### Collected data
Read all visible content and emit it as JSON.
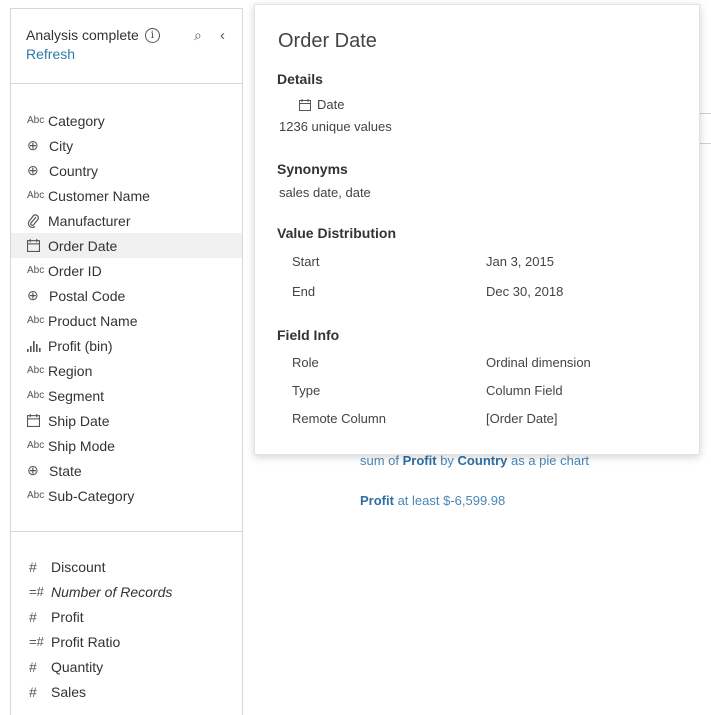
{
  "header": {
    "status": "Analysis complete",
    "refresh_label": "Refresh",
    "icons": [
      "info-icon",
      "search-icon",
      "collapse-icon"
    ]
  },
  "dimensions": [
    {
      "type": "abc",
      "label": "Category"
    },
    {
      "type": "globe",
      "label": "City"
    },
    {
      "type": "globe",
      "label": "Country"
    },
    {
      "type": "abc",
      "label": "Customer Name"
    },
    {
      "type": "paperclip",
      "label": "Manufacturer"
    },
    {
      "type": "calendar",
      "label": "Order Date",
      "selected": true
    },
    {
      "type": "abc",
      "label": "Order ID"
    },
    {
      "type": "globe",
      "label": "Postal Code"
    },
    {
      "type": "abc",
      "label": "Product Name"
    },
    {
      "type": "bin",
      "label": "Profit (bin)"
    },
    {
      "type": "abc",
      "label": "Region"
    },
    {
      "type": "abc",
      "label": "Segment"
    },
    {
      "type": "calendar",
      "label": "Ship Date"
    },
    {
      "type": "abc",
      "label": "Ship Mode"
    },
    {
      "type": "globe",
      "label": "State"
    },
    {
      "type": "abc",
      "label": "Sub-Category"
    }
  ],
  "abc_glyph": "Abc",
  "measures": [
    {
      "type": "hash",
      "label": "Discount"
    },
    {
      "type": "calc-hash",
      "label": "Number of Records",
      "italic": true
    },
    {
      "type": "hash",
      "label": "Profit"
    },
    {
      "type": "calc-hash",
      "label": "Profit Ratio"
    },
    {
      "type": "hash",
      "label": "Quantity"
    },
    {
      "type": "hash",
      "label": "Sales"
    }
  ],
  "popup": {
    "title": "Order Date",
    "details_heading": "Details",
    "data_type": "Date",
    "unique_values": "1236 unique values",
    "synonyms_heading": "Synonyms",
    "synonyms": "sales date, date",
    "distribution_heading": "Value Distribution",
    "distribution": [
      {
        "label": "Start",
        "value": "Jan 3, 2015"
      },
      {
        "label": "End",
        "value": "Dec 30, 2018"
      }
    ],
    "field_info_heading": "Field Info",
    "field_info": [
      {
        "label": "Role",
        "value": "Ordinal dimension"
      },
      {
        "label": "Type",
        "value": "Column Field"
      },
      {
        "label": "Remote Column",
        "value": "[Order Date]"
      }
    ]
  },
  "suggestions": {
    "s1_pre": "sum of ",
    "s1_b1": "Profit",
    "s1_mid": " by ",
    "s1_b2": "Country",
    "s1_post": " as a pie chart",
    "s2_b": "Profit",
    "s2_post": " at least $-6,599.98"
  },
  "colors": {
    "link": "#2d7ba8",
    "suggestion": "#4a87b8",
    "selected_row": "#f0f0f0"
  }
}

### EXERCISE TASK
Each line above that holds the string "Name" should be copied and shown.

### RESPONSE TO THIS TASK
      "label": "Customer Name"
      "label": "Product Name"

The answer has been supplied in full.